Extracted data entries
----
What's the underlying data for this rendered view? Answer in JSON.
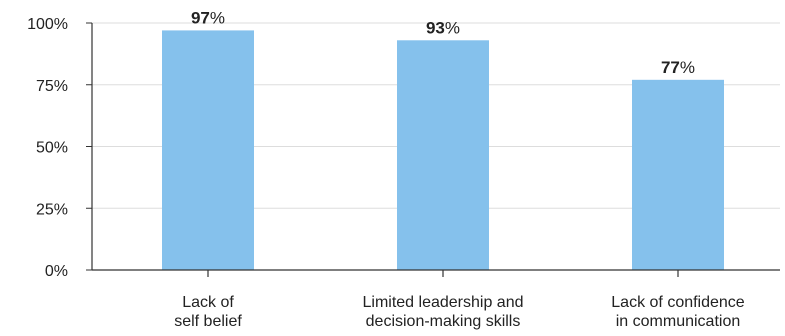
{
  "chart_data": {
    "type": "bar",
    "categories": [
      [
        "Lack of",
        "self belief"
      ],
      [
        "Limited leadership and",
        "decision-making skills"
      ],
      [
        "Lack of confidence",
        "in communication"
      ]
    ],
    "values": [
      97,
      93,
      77
    ],
    "value_suffix": "%",
    "ylim": [
      0,
      100
    ],
    "yticks": [
      0,
      25,
      50,
      75,
      100
    ],
    "ytick_labels": [
      "0%",
      "25%",
      "50%",
      "75%",
      "100%"
    ],
    "grid": true,
    "colors": {
      "bar": "#85C1EC",
      "axis": "#333333",
      "grid": "#DDDDDD"
    },
    "title": "",
    "xlabel": "",
    "ylabel": ""
  }
}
----
(What to work on)
Copy the listing in full and without alteration, omitting every picture.

(Answer for the task)
What's the underlying data for this rendered view? Answer in JSON.
{
  "chart_data": {
    "type": "bar",
    "categories": [
      [
        "Lack of",
        "self belief"
      ],
      [
        "Limited leadership and",
        "decision-making skills"
      ],
      [
        "Lack of confidence",
        "in communication"
      ]
    ],
    "values": [
      97,
      93,
      77
    ],
    "value_suffix": "%",
    "ylim": [
      0,
      100
    ],
    "yticks": [
      0,
      25,
      50,
      75,
      100
    ],
    "ytick_labels": [
      "0%",
      "25%",
      "50%",
      "75%",
      "100%"
    ],
    "grid": true,
    "colors": {
      "bar": "#85C1EC",
      "axis": "#333333",
      "grid": "#DDDDDD"
    },
    "title": "",
    "xlabel": "",
    "ylabel": ""
  }
}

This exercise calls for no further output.